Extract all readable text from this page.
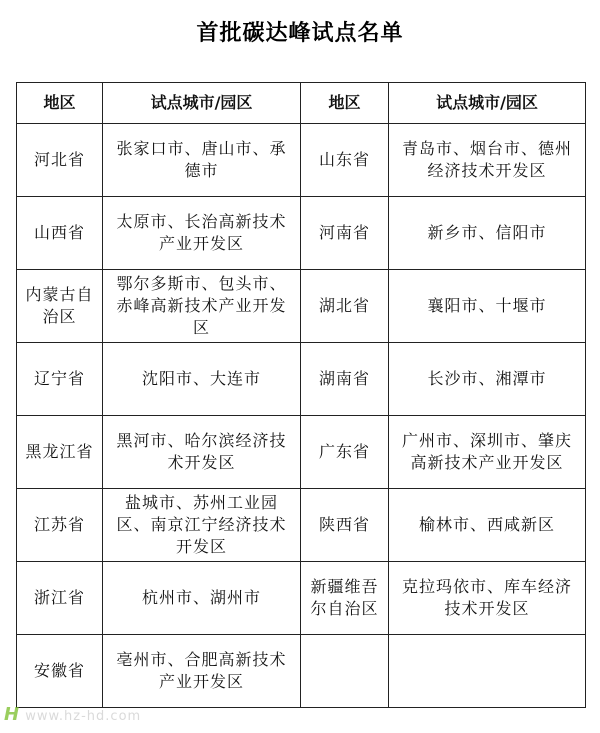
首批碳达峰试点名单
地区	试点城市/园区	地区	试点城市/园区
河北省	张家口市、唐山市、承德市	山东省	青岛市、烟台市、德州经济技术开发区
山西省	太原市、长治高新技术产业开发区	河南省	新乡市、信阳市
内蒙古自治区	鄂尔多斯市、包头市、赤峰高新技术产业开发区	湖北省	襄阳市、十堰市
辽宁省	沈阳市、大连市	湖南省	长沙市、湘潭市
黑龙江省	黑河市、哈尔滨经济技术开发区	广东省	广州市、深圳市、肇庆高新技术产业开发区
江苏省	盐城市、苏州工业园区、南京江宁经济技术开发区	陕西省	榆林市、西咸新区
浙江省	杭州市、湖州市	新疆维吾尔自治区	克拉玛依市、库车经济技术开发区
安徽省	亳州市、合肥高新技术产业开发区		
H www.hz-hd.com
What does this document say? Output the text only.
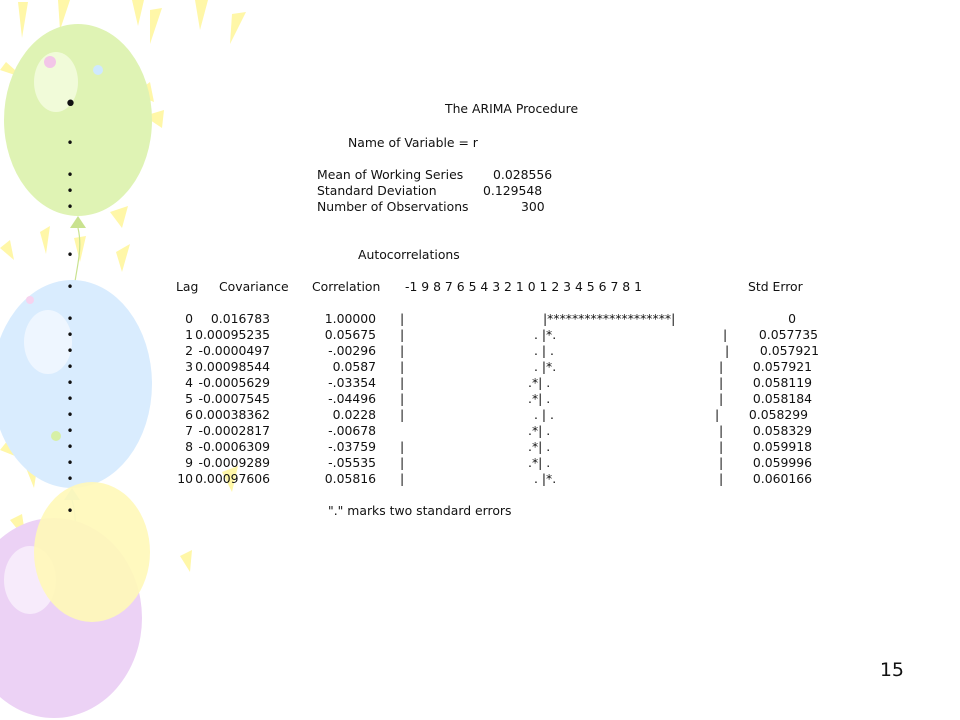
•	The ARIMA Procedure
•	Name of Variable = r
•	Mean of Working Series 0.028556
•	Standard Deviation	0.129548
•	Number of Observations	300
•	Autocorrelations
•	Lag Covariance Correlation -1 9 8 7 6 5 4 3 2 1 0 1 2 3 4 5 6 7 8 1	Std Error
•	0 0.016783	1.00000 |	|********************|	0
•	1 0.00095235	0.05675 |	. |*.	|	0.057735
•	2 -0.0000497	-.00296 |	. | .	| 0.057921
•	3 0.00098544	0.0587 |	. |*.	| 0.057921
•	4 -0.0005629	-.03354 |	.*| .	| 0.058119
•	5 -0.0007545	-.04496 |	.*| .	| 0.058184
•	6 0.00038362	0.0228 |	. | .	| 0.058299
•	7 -0.0002817	-.00678	.*| .	| 0.058329
•	8 -0.0006309	-.03759 |	.*| .	| 0.059918
•	9 -0.0009289	-.05535 |	.*| .	| 0.059996
•	10 0.00097606	0.05816 |	. |*.	| 0.060166
•	"." marks two standard errors
15
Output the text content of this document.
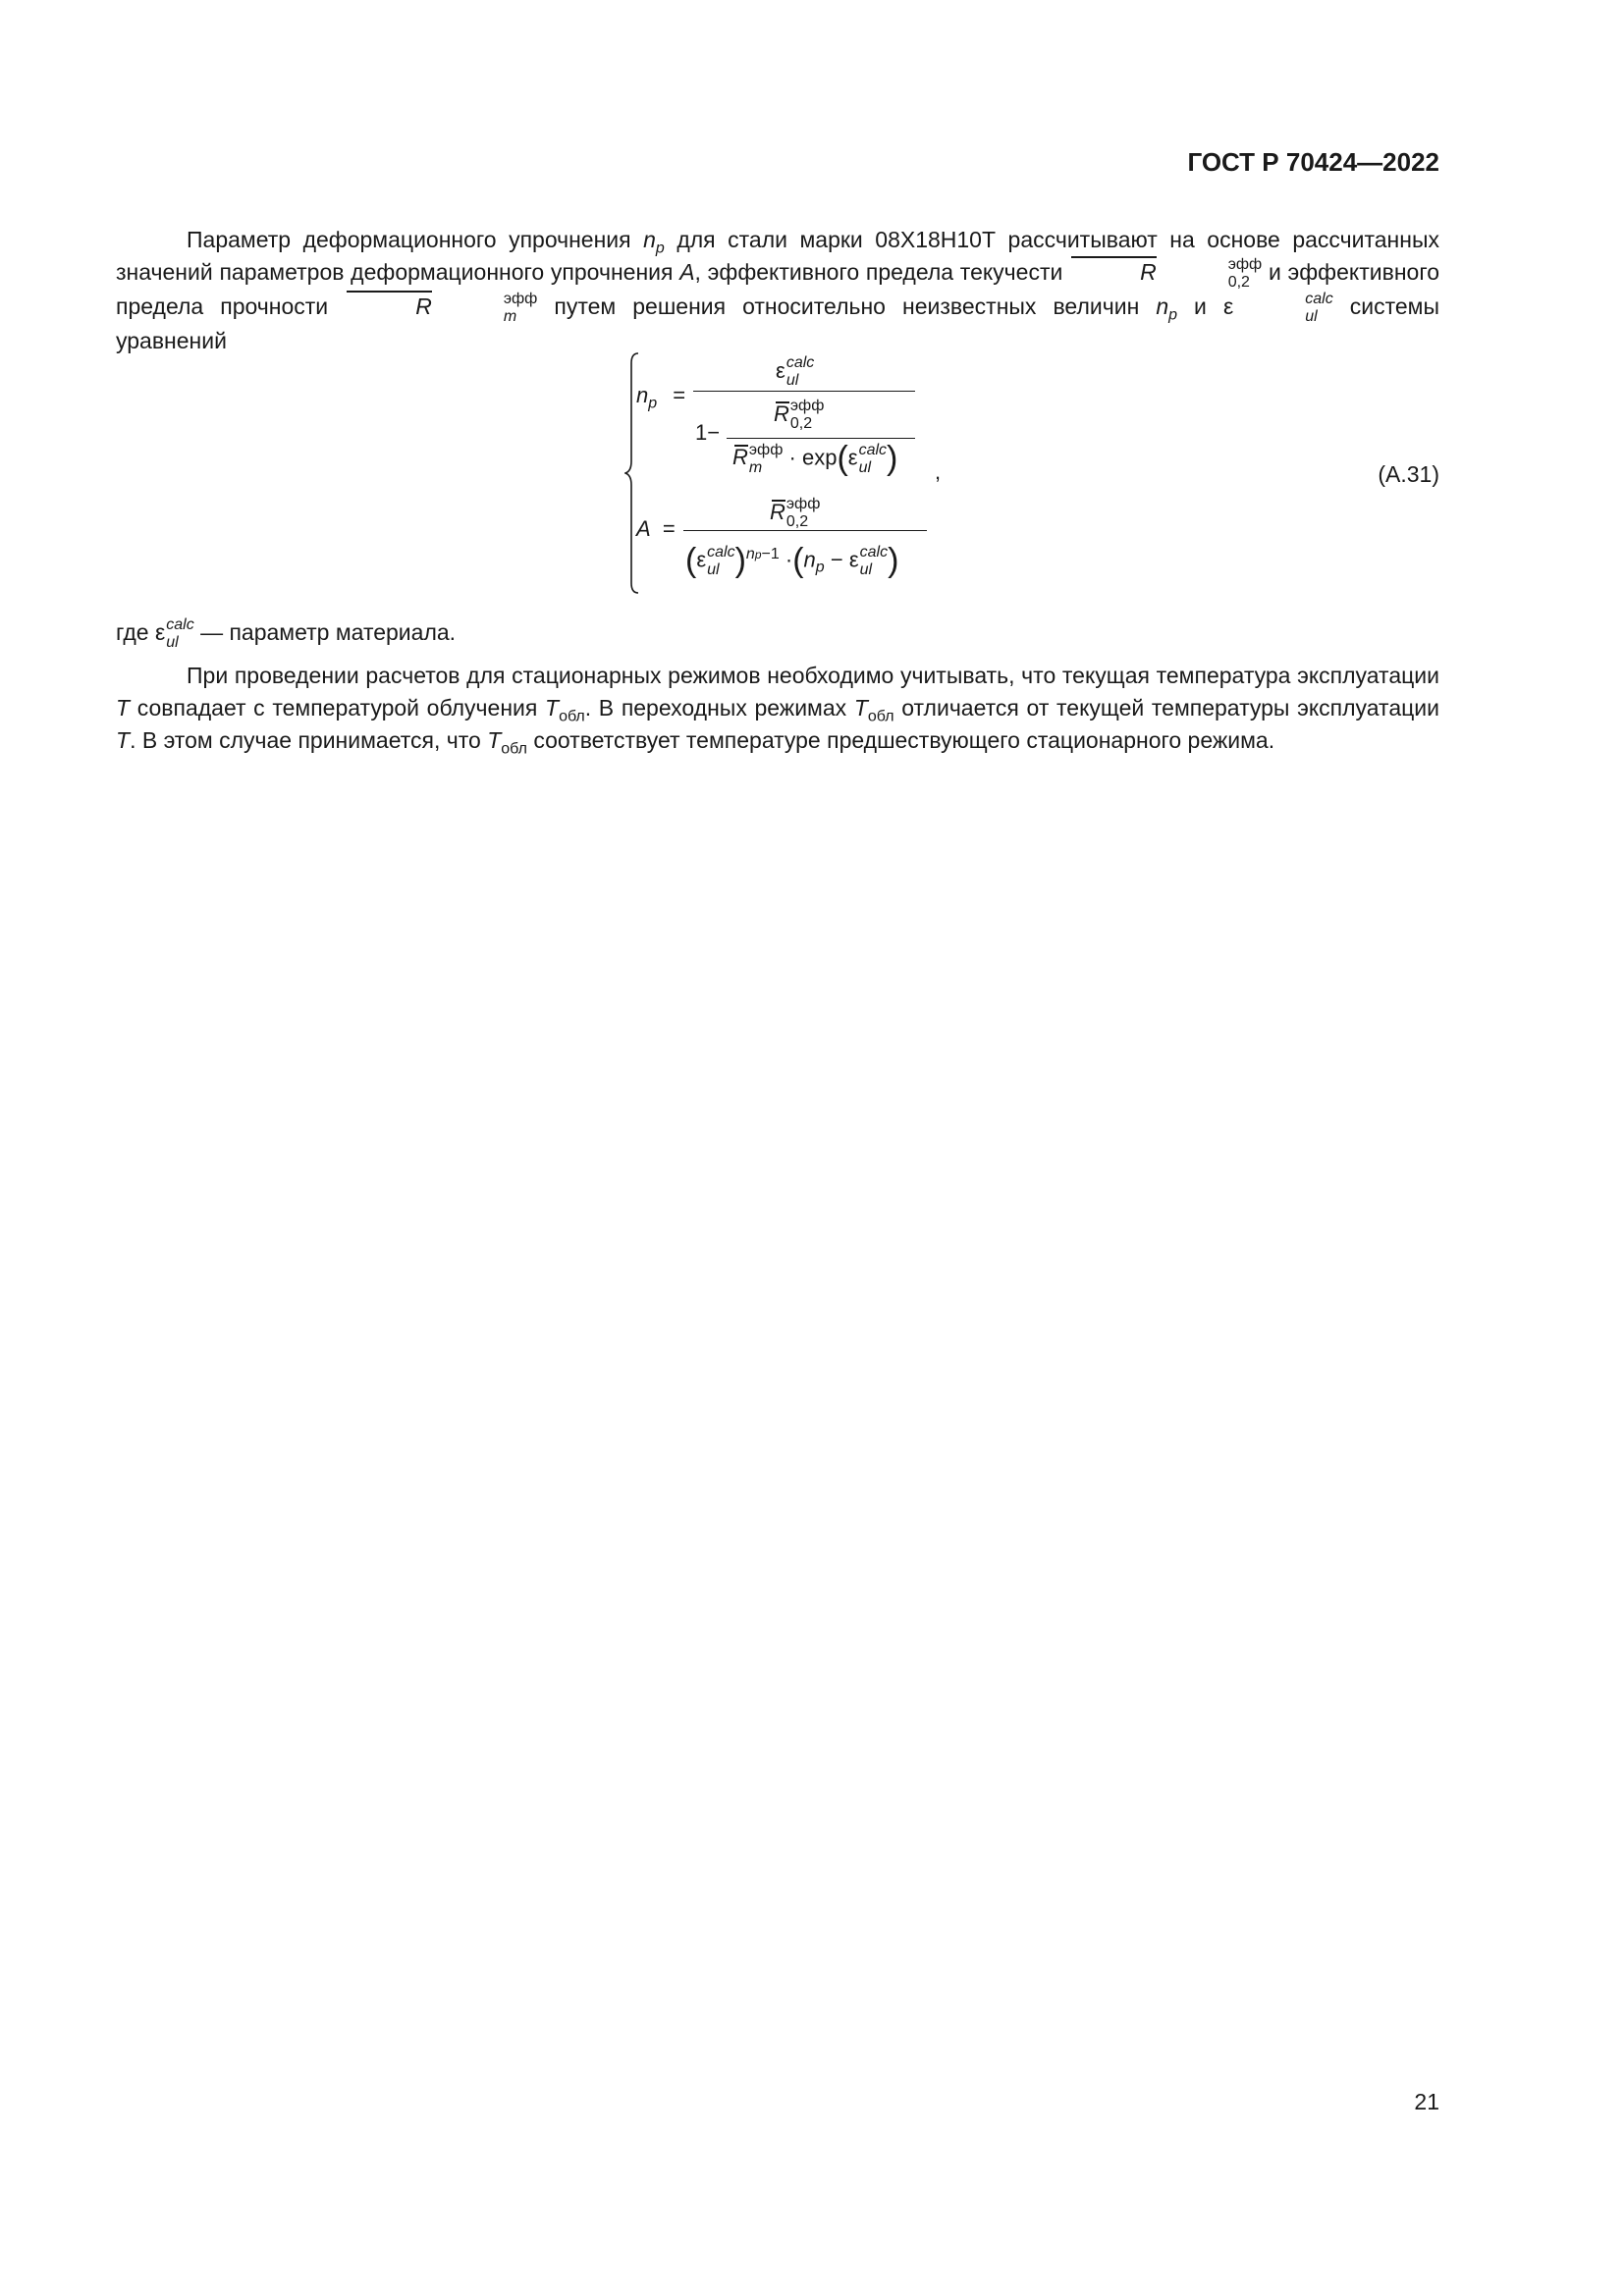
ГОСТ Р 70424—2022

Параметр деформационного упрочнения $n_p$ для стали марки 08Х18Н10Т рассчитывают на основе рассчитанных значений параметров деформационного упрочнения A, эффективного предела текучести	R	эфф
0,2 и эффективного предела прочности	R	эфф
m путем решения относительно неизвестных величин $n_p$ и ε	calc
ul системы уравнений

$n_p$ =
ε calc
ul
1−
R эфф
0,2
R эфф
m	· exp(ε calc
ul ) ,
A =
R эфф
0,2
(ε calc
ul )$^{np-1} \cdot(n_p - \varepsilon$ calc
ul )
(А.31)

где ε calc
ul — параметр материала.

При проведении расчетов для стационарных режимов необходимо учитывать, что текущая температура эксплуатации T совпадает с температурой облучения $T_{обл}$. В переходных режимах $T_{обл}$ отличается от текущей температуры эксплуатации T. В этом случае принимается, что $T_{обл}$ соответствует температуре предшествующего стационарного режима.

21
══════
● Written request: Omit the pictures, and quote the material above exactly as given.

● Response to the exercise:
Extract all readable text from this page.
首批碳达峰试点名单
地区	试点城市/园区	地区	试点城市/园区
河北省	张家口市、唐山市、承德市	山东省	青岛市、烟台市、德州经济技术开发区
山西省	太原市、长治高新技术产业开发区	河南省	新乡市、信阳市
内蒙古自治区	鄂尔多斯市、包头市、赤峰高新技术产业开发区	湖北省	襄阳市、十堰市
辽宁省	沈阳市、大连市	湖南省	长沙市、湘潭市
黑龙江省	黑河市、哈尔滨经济技术开发区	广东省	广州市、深圳市、肇庆高新技术产业开发区
江苏省	盐城市、苏州工业园区、南京江宁经济技术开发区	陕西省	榆林市、西咸新区
浙江省	杭州市、湖州市	新疆维吾尔自治区	克拉玛依市、库车经济技术开发区
安徽省	亳州市、合肥高新技术产业开发区		
H www.hz-hd.com
What does this document say? Output the text only.
•	The ARIMA Procedure
•	Name of Variable = r
•	Mean of Working Series 0.028556
•	Standard Deviation	0.129548
•	Number of Observations	300
•	Autocorrelations
•	Lag Covariance Correlation -1 9 8 7 6 5 4 3 2 1 0 1 2 3 4 5 6 7 8 1	Std Error
•	0 0.016783	1.00000 |	|********************|	0
•	1 0.00095235	0.05675 |	. |*.	|	0.057735
•	2 -0.0000497	-.00296 |	. | .	| 0.057921
•	3 0.00098544	0.0587 |	. |*.	| 0.057921
•	4 -0.0005629	-.03354 |	.*| .	| 0.058119
•	5 -0.0007545	-.04496 |	.*| .	| 0.058184
•	6 0.00038362	0.0228 |	. | .	| 0.058299
•	7 -0.0002817	-.00678	.*| .	| 0.058329
•	8 -0.0006309	-.03759 |	.*| .	| 0.059918
•	9 -0.0009289	-.05535 |	.*| .	| 0.059996
•	10 0.00097606	0.05816 |	. |*.	| 0.060166
•	"." marks two standard errors
15
Output the text content of this document.
ГОСТ Р 70424—2022

Параметр деформационного упрочнения $n_p$ для стали марки 08Х18Н10Т рассчитывают на основе рассчитанных значений параметров деформационного упрочнения A, эффективного предела текучести	R	эфф
0,2 и эффективного предела прочности	R	эфф
m путем решения относительно неизвестных величин $n_p$ и ε	calc
ul системы уравнений

$n_p$ =
ε calc
ul
1−
R эфф
0,2
R эфф
m	· exp(ε calc
ul ) ,
A =
R эфф
0,2
(ε calc
ul )$^{np-1} \cdot(n_p - \varepsilon$ calc
ul )
(А.31)

где ε calc
ul — параметр материала.

При проведении расчетов для стационарных режимов необходимо учитывать, что текущая температура эксплуатации T совпадает с температурой облучения $T_{обл}$. В переходных режимах $T_{обл}$ отличается от текущей температуры эксплуатации T. В этом случае принимается, что $T_{обл}$ соответствует температуре предшествующего стационарного режима.

21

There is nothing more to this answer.